→ Passage for review
================================

As the hours go by, you will notice that your progress in Spanish can be measured by your understanding of jokes told. In the coastal regions, so a fellow Mexican party guest, out of 4 words spoken, 7 are cuss words. 😉

Of course all the fun eating and drinking between conversations doesn’t mean you should forget your driver’s warnings and walk the streets in the dark. The locals probably don’t like that idea either and even if you live over an hour away, someone’s gonna give you a ride home. Not least to tell you more jokes on the way.

A Tribute to the Grasshopper I Had For Lunch

There would come a day in my life where I would find myself on a weekly market in Cholula, thinking about whether dried grasshoppers have bones. If somebody would have told me that way in advance, it probably wouldn’t have been so much of an intense moment.

I may be an A-student in university and a curious person with glasses which makes most people think I am some sort of super smart but actually I am not. I mean, I don’t even know if insects have skeletons. Well, I just looked it up. They do have something like bones though it is made of another material. More like fingernails and our fingernails are made of a protein called keratin. Thanks, internet! Next question: Do insects have feelings? Do they have a conscience?

================================

→ Extracted records
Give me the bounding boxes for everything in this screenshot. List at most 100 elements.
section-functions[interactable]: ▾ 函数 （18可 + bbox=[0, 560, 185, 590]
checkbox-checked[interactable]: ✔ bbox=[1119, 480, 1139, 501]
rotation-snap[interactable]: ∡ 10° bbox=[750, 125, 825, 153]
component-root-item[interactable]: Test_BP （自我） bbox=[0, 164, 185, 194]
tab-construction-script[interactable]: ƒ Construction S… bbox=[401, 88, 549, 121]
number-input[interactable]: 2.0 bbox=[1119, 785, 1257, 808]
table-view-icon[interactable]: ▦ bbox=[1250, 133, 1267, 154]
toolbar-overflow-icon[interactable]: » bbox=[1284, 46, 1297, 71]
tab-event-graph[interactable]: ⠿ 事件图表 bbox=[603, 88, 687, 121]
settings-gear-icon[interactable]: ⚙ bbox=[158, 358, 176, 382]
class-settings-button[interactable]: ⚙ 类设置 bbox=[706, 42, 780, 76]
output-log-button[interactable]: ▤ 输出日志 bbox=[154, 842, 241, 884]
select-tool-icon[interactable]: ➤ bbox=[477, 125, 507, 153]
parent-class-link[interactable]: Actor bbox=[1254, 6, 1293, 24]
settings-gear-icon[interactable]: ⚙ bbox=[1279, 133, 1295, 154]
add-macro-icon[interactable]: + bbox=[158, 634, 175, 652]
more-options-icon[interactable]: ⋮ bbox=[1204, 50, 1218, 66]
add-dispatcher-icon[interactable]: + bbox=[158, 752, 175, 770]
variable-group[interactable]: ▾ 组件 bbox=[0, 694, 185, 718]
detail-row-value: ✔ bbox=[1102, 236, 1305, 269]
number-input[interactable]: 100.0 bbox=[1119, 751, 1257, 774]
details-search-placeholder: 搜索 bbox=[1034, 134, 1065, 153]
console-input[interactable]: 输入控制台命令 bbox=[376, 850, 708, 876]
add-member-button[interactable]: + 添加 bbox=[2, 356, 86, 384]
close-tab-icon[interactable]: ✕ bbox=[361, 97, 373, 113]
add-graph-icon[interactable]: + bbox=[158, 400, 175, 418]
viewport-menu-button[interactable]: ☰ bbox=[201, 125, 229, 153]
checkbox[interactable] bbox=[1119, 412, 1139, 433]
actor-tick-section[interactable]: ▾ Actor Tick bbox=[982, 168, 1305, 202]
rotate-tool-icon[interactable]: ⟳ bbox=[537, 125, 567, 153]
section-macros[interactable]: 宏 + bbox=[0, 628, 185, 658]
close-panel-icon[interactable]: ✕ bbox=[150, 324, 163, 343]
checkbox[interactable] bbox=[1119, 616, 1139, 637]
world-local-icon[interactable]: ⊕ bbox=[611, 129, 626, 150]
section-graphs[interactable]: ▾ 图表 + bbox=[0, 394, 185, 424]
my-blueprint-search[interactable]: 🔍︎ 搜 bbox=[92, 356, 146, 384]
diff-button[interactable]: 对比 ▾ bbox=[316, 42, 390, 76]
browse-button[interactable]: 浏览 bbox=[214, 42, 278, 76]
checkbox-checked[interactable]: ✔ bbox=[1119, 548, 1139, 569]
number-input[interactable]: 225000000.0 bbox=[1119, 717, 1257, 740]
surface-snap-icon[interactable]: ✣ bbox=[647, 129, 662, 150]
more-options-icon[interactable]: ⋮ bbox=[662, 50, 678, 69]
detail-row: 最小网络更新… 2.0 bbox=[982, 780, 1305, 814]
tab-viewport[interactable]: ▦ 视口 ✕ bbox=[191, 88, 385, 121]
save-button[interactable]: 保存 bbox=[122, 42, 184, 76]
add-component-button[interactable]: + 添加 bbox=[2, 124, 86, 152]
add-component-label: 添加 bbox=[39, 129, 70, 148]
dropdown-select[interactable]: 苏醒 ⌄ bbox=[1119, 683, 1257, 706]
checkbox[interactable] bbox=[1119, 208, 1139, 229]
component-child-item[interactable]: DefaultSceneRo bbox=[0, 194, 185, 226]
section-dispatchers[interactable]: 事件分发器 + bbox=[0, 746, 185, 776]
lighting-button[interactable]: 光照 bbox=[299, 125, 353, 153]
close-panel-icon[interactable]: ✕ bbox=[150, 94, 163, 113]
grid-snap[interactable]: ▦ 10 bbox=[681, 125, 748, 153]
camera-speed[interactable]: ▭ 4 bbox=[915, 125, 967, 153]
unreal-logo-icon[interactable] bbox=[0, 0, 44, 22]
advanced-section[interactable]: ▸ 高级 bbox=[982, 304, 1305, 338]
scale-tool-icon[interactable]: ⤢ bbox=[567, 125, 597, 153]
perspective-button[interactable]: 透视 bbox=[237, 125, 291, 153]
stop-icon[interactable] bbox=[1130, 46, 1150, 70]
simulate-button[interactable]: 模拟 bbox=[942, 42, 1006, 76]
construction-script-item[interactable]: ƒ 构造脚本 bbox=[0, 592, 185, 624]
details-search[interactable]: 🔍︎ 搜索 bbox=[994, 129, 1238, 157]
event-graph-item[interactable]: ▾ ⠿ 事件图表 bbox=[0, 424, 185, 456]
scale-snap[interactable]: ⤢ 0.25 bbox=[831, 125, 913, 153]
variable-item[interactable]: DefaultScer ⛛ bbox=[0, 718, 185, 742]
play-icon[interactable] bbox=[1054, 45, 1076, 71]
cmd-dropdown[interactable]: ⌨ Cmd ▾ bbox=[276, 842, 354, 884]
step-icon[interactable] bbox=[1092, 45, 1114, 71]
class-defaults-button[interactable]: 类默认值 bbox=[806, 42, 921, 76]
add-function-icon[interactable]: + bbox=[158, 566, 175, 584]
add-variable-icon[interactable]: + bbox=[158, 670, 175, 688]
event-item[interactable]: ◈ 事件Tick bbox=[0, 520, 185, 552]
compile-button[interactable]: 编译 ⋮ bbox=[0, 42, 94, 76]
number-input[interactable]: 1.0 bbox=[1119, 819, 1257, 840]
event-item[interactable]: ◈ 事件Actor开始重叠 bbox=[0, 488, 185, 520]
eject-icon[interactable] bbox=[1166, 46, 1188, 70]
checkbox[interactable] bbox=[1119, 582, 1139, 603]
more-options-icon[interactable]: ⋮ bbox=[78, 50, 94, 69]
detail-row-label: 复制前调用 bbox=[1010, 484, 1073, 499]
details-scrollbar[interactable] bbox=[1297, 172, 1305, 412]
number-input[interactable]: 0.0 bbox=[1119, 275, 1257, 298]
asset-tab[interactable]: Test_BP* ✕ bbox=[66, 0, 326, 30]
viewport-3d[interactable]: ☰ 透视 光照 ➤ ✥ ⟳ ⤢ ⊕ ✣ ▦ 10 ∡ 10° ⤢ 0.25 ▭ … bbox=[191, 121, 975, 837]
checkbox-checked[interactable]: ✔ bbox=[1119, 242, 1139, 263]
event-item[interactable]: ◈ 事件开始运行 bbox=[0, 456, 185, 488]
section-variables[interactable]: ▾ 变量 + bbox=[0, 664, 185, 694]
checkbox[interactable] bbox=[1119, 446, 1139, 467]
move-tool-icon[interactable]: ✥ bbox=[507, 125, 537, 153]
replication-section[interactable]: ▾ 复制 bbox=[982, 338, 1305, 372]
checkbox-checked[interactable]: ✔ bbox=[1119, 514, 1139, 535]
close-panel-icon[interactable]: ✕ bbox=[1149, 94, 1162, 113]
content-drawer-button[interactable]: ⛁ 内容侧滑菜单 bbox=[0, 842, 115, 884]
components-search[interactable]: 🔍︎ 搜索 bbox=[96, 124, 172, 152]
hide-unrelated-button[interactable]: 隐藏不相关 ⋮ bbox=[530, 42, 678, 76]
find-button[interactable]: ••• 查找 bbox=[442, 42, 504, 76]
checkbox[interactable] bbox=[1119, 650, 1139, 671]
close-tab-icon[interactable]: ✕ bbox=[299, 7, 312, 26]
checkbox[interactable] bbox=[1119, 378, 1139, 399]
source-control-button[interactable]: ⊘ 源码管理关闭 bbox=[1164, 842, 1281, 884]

================================

→ Questions
A: Update the Mexico travel text, starting with "Of course all" and going on through "on the way.", so that "in the dark" is replaced by "at night".
B: In the Mexico travel text, where is the weekly market where the writer wonders whether dried grasshoppers have bones?

→ Task-by-task results
A:
Of course all the fun eating and drinking between conversations doesn’t mean you should forget your driver’s warnings and walk the streets at night. The locals probably don’t like that idea either and even if you live over an hour away, someone’s gonna give you a ride home. Not least to tell you more jokes on the way.

B: Cholula.